» **Problem details**
Beneath this task is a listing; tally its lines that contain "formula" and give only the total.

» **Supplied data**
::::

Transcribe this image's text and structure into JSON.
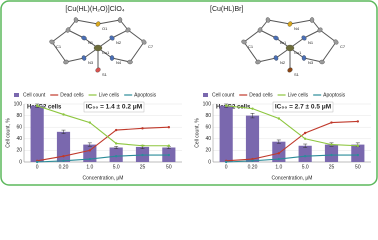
{
  "panels": [
    {
      "formula": "[Cu(HL)(H₂O)]ClO₄",
      "atoms": [
        "Cu1",
        "N1",
        "N2",
        "N3",
        "N4",
        "O1",
        "S1",
        "C1",
        "C7"
      ]
    },
    {
      "formula": "[Cu(HL)Br]",
      "atoms": [
        "Cu1",
        "Br1",
        "N1",
        "N2",
        "N3",
        "N4",
        "S1",
        "C1",
        "C7"
      ]
    }
  ],
  "chart_data": [
    {
      "type": "combo",
      "title": "HepG2 cells",
      "annotation": "IC₅₀ = 1.4 ± 0.2 μM",
      "x_label": "Concentration, μM",
      "y_label": "Cell count, %",
      "categories": [
        "0",
        "0.20",
        "1.0",
        "5.0",
        "25",
        "50"
      ],
      "ylim": [
        0,
        100
      ],
      "yticks": [
        0,
        20,
        40,
        60,
        80,
        100
      ],
      "legend": "top",
      "series": [
        {
          "name": "Cell count",
          "type": "bar",
          "color": "#7a68ae",
          "values": [
            97,
            52,
            30,
            25,
            26,
            25
          ],
          "errors": [
            3,
            3,
            3,
            2,
            3,
            2
          ]
        },
        {
          "name": "Dead cells",
          "type": "line",
          "color": "#c0392b",
          "values": [
            2,
            10,
            20,
            55,
            58,
            60
          ]
        },
        {
          "name": "Live cells",
          "type": "line",
          "color": "#8dc63f",
          "values": [
            97,
            82,
            68,
            32,
            28,
            28
          ]
        },
        {
          "name": "Apoptosis",
          "type": "line",
          "color": "#2a8c99",
          "values": [
            0,
            2,
            5,
            10,
            12,
            12
          ]
        }
      ]
    },
    {
      "type": "combo",
      "title": "HepG2 cells",
      "annotation": "IC₅₀ = 2.7 ± 0.5 μM",
      "x_label": "Concentration, μM",
      "y_label": "Cell count, %",
      "categories": [
        "0",
        "0.20",
        "1.0",
        "5.0",
        "25",
        "50"
      ],
      "ylim": [
        0,
        100
      ],
      "yticks": [
        0,
        20,
        40,
        60,
        80,
        100
      ],
      "legend": "top",
      "series": [
        {
          "name": "Cell count",
          "type": "bar",
          "color": "#7a68ae",
          "values": [
            97,
            80,
            35,
            28,
            30,
            30
          ],
          "errors": [
            3,
            4,
            3,
            3,
            3,
            3
          ]
        },
        {
          "name": "Dead cells",
          "type": "line",
          "color": "#c0392b",
          "values": [
            2,
            5,
            15,
            50,
            68,
            70
          ]
        },
        {
          "name": "Live cells",
          "type": "line",
          "color": "#8dc63f",
          "values": [
            97,
            92,
            75,
            40,
            30,
            28
          ]
        },
        {
          "name": "Apoptosis",
          "type": "line",
          "color": "#2a8c99",
          "values": [
            0,
            2,
            5,
            10,
            12,
            12
          ]
        }
      ]
    }
  ]
}
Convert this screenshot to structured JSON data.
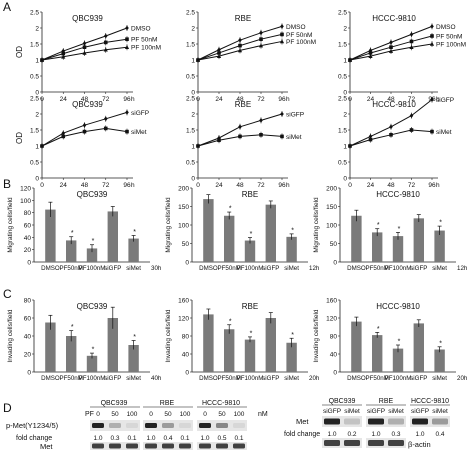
{
  "panel_labels": {
    "A": "A",
    "B": "B",
    "C": "C",
    "D": "D"
  },
  "chart_data": [
    {
      "type": "line",
      "panel": "A",
      "title": "QBC939",
      "ylabel": "OD",
      "x": [
        0,
        24,
        48,
        72,
        96
      ],
      "xunit": "h",
      "ylim": [
        0,
        2.5
      ],
      "yticks": [
        0,
        0.5,
        1,
        1.5,
        2,
        2.5
      ],
      "series": [
        {
          "name": "DMSO",
          "values": [
            1.0,
            1.28,
            1.52,
            1.75,
            2.0
          ]
        },
        {
          "name": "PF 50nM",
          "values": [
            1.0,
            1.2,
            1.4,
            1.55,
            1.65
          ]
        },
        {
          "name": "PF 100nM",
          "values": [
            1.0,
            1.1,
            1.22,
            1.32,
            1.4
          ]
        }
      ]
    },
    {
      "type": "line",
      "panel": "A",
      "title": "RBE",
      "ylabel": "",
      "x": [
        0,
        24,
        48,
        72,
        96
      ],
      "xunit": "h",
      "ylim": [
        0,
        2.5
      ],
      "yticks": [
        0,
        0.5,
        1,
        1.5,
        2,
        2.5
      ],
      "series": [
        {
          "name": "DMSO",
          "values": [
            1.0,
            1.32,
            1.62,
            1.85,
            2.05
          ]
        },
        {
          "name": "PF 50nM",
          "values": [
            1.0,
            1.22,
            1.45,
            1.65,
            1.8
          ]
        },
        {
          "name": "PF 100nM",
          "values": [
            1.0,
            1.12,
            1.3,
            1.45,
            1.58
          ]
        }
      ]
    },
    {
      "type": "line",
      "panel": "A",
      "title": "HCCC-9810",
      "ylabel": "",
      "x": [
        0,
        24,
        48,
        72,
        96
      ],
      "xunit": "h",
      "ylim": [
        0,
        2.5
      ],
      "yticks": [
        0,
        0.5,
        1,
        1.5,
        2,
        2.5
      ],
      "series": [
        {
          "name": "DMSO",
          "values": [
            1.0,
            1.3,
            1.55,
            1.8,
            2.05
          ]
        },
        {
          "name": "PF 50nM",
          "values": [
            1.0,
            1.22,
            1.4,
            1.58,
            1.75
          ]
        },
        {
          "name": "PF 100nM",
          "values": [
            1.0,
            1.12,
            1.28,
            1.4,
            1.5
          ]
        }
      ]
    },
    {
      "type": "line",
      "panel": "A",
      "title": "QBC939",
      "ylabel": "OD",
      "x": [
        0,
        24,
        48,
        72,
        96
      ],
      "xunit": "h",
      "ylim": [
        0,
        2.5
      ],
      "yticks": [
        0,
        0.5,
        1,
        1.5,
        2,
        2.5
      ],
      "series": [
        {
          "name": "siGFP",
          "values": [
            1.0,
            1.4,
            1.65,
            1.85,
            2.05
          ]
        },
        {
          "name": "siMet",
          "values": [
            1.0,
            1.3,
            1.45,
            1.55,
            1.45
          ]
        }
      ]
    },
    {
      "type": "line",
      "panel": "A",
      "title": "RBE",
      "ylabel": "",
      "x": [
        0,
        24,
        48,
        72,
        96
      ],
      "xunit": "h",
      "ylim": [
        0,
        2.5
      ],
      "yticks": [
        0,
        0.5,
        1,
        1.5,
        2,
        2.5
      ],
      "series": [
        {
          "name": "siGFP",
          "values": [
            1.0,
            1.25,
            1.6,
            1.8,
            2.0
          ]
        },
        {
          "name": "siMet",
          "values": [
            1.0,
            1.18,
            1.3,
            1.35,
            1.3
          ]
        }
      ]
    },
    {
      "type": "line",
      "panel": "A",
      "title": "HCCC-9810",
      "ylabel": "",
      "x": [
        0,
        24,
        48,
        72,
        96
      ],
      "xunit": "h",
      "ylim": [
        0,
        2.5
      ],
      "yticks": [
        0,
        0.5,
        1,
        1.5,
        2,
        2.5
      ],
      "series": [
        {
          "name": "siGFP",
          "values": [
            1.0,
            1.3,
            1.6,
            1.95,
            2.45
          ]
        },
        {
          "name": "siMet",
          "values": [
            1.0,
            1.2,
            1.35,
            1.5,
            1.45
          ]
        }
      ]
    },
    {
      "type": "bar",
      "panel": "B",
      "title": "QBC939",
      "ylabel": "Migrating cells/field",
      "categories": [
        "DMSO",
        "PF50nM",
        "PF100nM",
        "siGFP",
        "siMet"
      ],
      "values": [
        85,
        35,
        22,
        82,
        38
      ],
      "errors": [
        12,
        6,
        6,
        8,
        5
      ],
      "star": [
        false,
        true,
        true,
        false,
        true
      ],
      "ylim": [
        0,
        120
      ],
      "yticks": [
        0,
        20,
        40,
        60,
        80,
        100,
        120
      ],
      "time": "30h"
    },
    {
      "type": "bar",
      "panel": "B",
      "title": "RBE",
      "ylabel": "Migrating cells/field",
      "categories": [
        "DMSO",
        "PF50nM",
        "PF100nM",
        "siGFP",
        "siMet"
      ],
      "values": [
        170,
        125,
        58,
        155,
        68
      ],
      "errors": [
        12,
        10,
        8,
        10,
        8
      ],
      "star": [
        false,
        true,
        true,
        false,
        true
      ],
      "ylim": [
        0,
        200
      ],
      "yticks": [
        0,
        50,
        100,
        150,
        200
      ],
      "time": "12h"
    },
    {
      "type": "bar",
      "panel": "B",
      "title": "HCCC-9810",
      "ylabel": "Migrating cells/field",
      "categories": [
        "DMSO",
        "PF50nM",
        "PF100nM",
        "siGFP",
        "siMet"
      ],
      "values": [
        125,
        80,
        70,
        118,
        85
      ],
      "errors": [
        15,
        10,
        10,
        10,
        12
      ],
      "star": [
        false,
        true,
        true,
        false,
        true
      ],
      "ylim": [
        0,
        200
      ],
      "yticks": [
        0,
        50,
        100,
        150,
        200
      ],
      "time": "12h"
    },
    {
      "type": "bar",
      "panel": "C",
      "title": "QBC939",
      "ylabel": "Invading cells/field",
      "categories": [
        "DMSO",
        "PF50nM",
        "PF100nM",
        "siGFP",
        "siMet"
      ],
      "values": [
        55,
        40,
        18,
        60,
        30
      ],
      "errors": [
        8,
        6,
        3,
        12,
        5
      ],
      "star": [
        false,
        true,
        true,
        false,
        true
      ],
      "ylim": [
        0,
        80
      ],
      "yticks": [
        0,
        20,
        40,
        60,
        80
      ],
      "time": "40h"
    },
    {
      "type": "bar",
      "panel": "C",
      "title": "RBE",
      "ylabel": "Invading cells/field",
      "categories": [
        "DMSO",
        "PF50nM",
        "PF100nM",
        "siGFP",
        "siMet"
      ],
      "values": [
        128,
        95,
        72,
        120,
        65
      ],
      "errors": [
        12,
        10,
        6,
        12,
        10
      ],
      "star": [
        false,
        true,
        true,
        false,
        true
      ],
      "ylim": [
        0,
        160
      ],
      "yticks": [
        0,
        40,
        80,
        120,
        160
      ],
      "time": "20h"
    },
    {
      "type": "bar",
      "panel": "C",
      "title": "HCCC-9810",
      "ylabel": "Invading cells/field",
      "categories": [
        "DMSO",
        "PF50nM",
        "PF100nM",
        "siGFP",
        "siMet"
      ],
      "values": [
        112,
        82,
        52,
        108,
        50
      ],
      "errors": [
        10,
        6,
        8,
        8,
        6
      ],
      "star": [
        false,
        true,
        true,
        false,
        true
      ],
      "ylim": [
        0,
        160
      ],
      "yticks": [
        0,
        40,
        80,
        120,
        160
      ],
      "time": "20h"
    }
  ],
  "blot": {
    "left": {
      "pf_label": "PF",
      "unit": "nM",
      "groups": [
        {
          "name": "QBC939",
          "doses": [
            "0",
            "50",
            "100"
          ],
          "fold": [
            "1.0",
            "0.3",
            "0.1"
          ]
        },
        {
          "name": "RBE",
          "doses": [
            "0",
            "50",
            "100"
          ],
          "fold": [
            "1.0",
            "0.4",
            "0.1"
          ]
        },
        {
          "name": "HCCC-9810",
          "doses": [
            "0",
            "50",
            "100"
          ],
          "fold": [
            "1.0",
            "0.5",
            "0.1"
          ]
        }
      ],
      "row1": "p-Met(Y1234/5)",
      "fold_label": "fold change",
      "row2": "Met"
    },
    "right": {
      "groups": [
        {
          "name": "QBC939",
          "lanes": [
            "siGFP",
            "siMet"
          ],
          "fold": [
            "1.0",
            "0.2"
          ]
        },
        {
          "name": "RBE",
          "lanes": [
            "siGFP",
            "siMet"
          ],
          "fold": [
            "1.0",
            "0.3"
          ]
        },
        {
          "name": "HCCC-9810",
          "lanes": [
            "siGFP",
            "siMet"
          ],
          "fold": [
            "1.0",
            "0.4"
          ]
        }
      ],
      "row1": "Met",
      "fold_label": "fold change",
      "row2": "β-actin"
    }
  }
}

::::

» **Exercise output**
2